◆ **WHAT IS NEEDED**: Each record must be reproduced exactly as it is shown.

◆ **SOURCE MATERIAL**:
● ● ● ● ● ● ●
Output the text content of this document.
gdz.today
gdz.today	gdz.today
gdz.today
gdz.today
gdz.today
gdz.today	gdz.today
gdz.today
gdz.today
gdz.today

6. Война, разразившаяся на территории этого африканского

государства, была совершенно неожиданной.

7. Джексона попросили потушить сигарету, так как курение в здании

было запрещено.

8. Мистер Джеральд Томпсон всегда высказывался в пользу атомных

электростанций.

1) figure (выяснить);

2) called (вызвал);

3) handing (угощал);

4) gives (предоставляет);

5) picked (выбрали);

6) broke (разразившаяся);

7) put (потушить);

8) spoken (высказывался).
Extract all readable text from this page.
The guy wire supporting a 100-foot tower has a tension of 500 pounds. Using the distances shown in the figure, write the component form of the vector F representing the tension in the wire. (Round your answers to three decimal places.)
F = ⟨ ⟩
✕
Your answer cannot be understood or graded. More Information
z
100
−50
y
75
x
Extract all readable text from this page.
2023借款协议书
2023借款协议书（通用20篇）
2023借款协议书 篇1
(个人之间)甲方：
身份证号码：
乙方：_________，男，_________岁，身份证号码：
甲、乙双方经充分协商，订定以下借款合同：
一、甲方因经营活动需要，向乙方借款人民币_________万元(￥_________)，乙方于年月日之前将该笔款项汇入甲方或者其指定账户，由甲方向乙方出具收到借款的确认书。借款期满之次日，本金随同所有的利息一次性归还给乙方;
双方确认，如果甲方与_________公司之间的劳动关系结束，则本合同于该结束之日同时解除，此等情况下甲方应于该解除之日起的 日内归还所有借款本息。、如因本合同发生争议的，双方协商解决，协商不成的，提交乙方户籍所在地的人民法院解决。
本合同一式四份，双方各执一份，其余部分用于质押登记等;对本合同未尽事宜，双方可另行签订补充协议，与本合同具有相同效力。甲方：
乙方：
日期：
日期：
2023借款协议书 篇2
● ● ● ● ● ● ●
◆ **OUTPUT**:
Output the text content of this document.
gdz.today
gdz.today	gdz.today
gdz.today
gdz.today
gdz.today
gdz.today	gdz.today
gdz.today
gdz.today
gdz.today

6. Война, разразившаяся на территории этого африканского

государства, была совершенно неожиданной.

7. Джексона попросили потушить сигарету, так как курение в здании

было запрещено.

8. Мистер Джеральд Томпсон всегда высказывался в пользу атомных

электростанций.

1) figure (выяснить);

2) called (вызвал);

3) handing (угощал);

4) gives (предоставляет);

5) picked (выбрали);

6) broke (разразившаяся);

7) put (потушить);

8) spoken (высказывался).
Extract all readable text from this page.
The guy wire supporting a 100-foot tower has a tension of 500 pounds. Using the distances shown in the figure, write the component form of the vector F representing the tension in the wire. (Round your answers to three decimal places.)
F = ⟨ ⟩
✕
Your answer cannot be understood or graded. More Information
z
100
−50
y
75
x
Extract all readable text from this page.
2023借款协议书
2023借款协议书（通用20篇）
2023借款协议书 篇1
(个人之间)甲方：
身份证号码：
乙方：_________，男，_________岁，身份证号码：
甲、乙双方经充分协商，订定以下借款合同：
一、甲方因经营活动需要，向乙方借款人民币_________万元(￥_________)，乙方于年月日之前将该笔款项汇入甲方或者其指定账户，由甲方向乙方出具收到借款的确认书。借款期满之次日，本金随同所有的利息一次性归还给乙方;
双方确认，如果甲方与_________公司之间的劳动关系结束，则本合同于该结束之日同时解除，此等情况下甲方应于该解除之日起的 日内归还所有借款本息。、如因本合同发生争议的，双方协商解决，协商不成的，提交乙方户籍所在地的人民法院解决。
本合同一式四份，双方各执一份，其余部分用于质押登记等;对本合同未尽事宜，双方可另行签订补充协议，与本合同具有相同效力。甲方：
乙方：
日期：
日期：
2023借款协议书 篇2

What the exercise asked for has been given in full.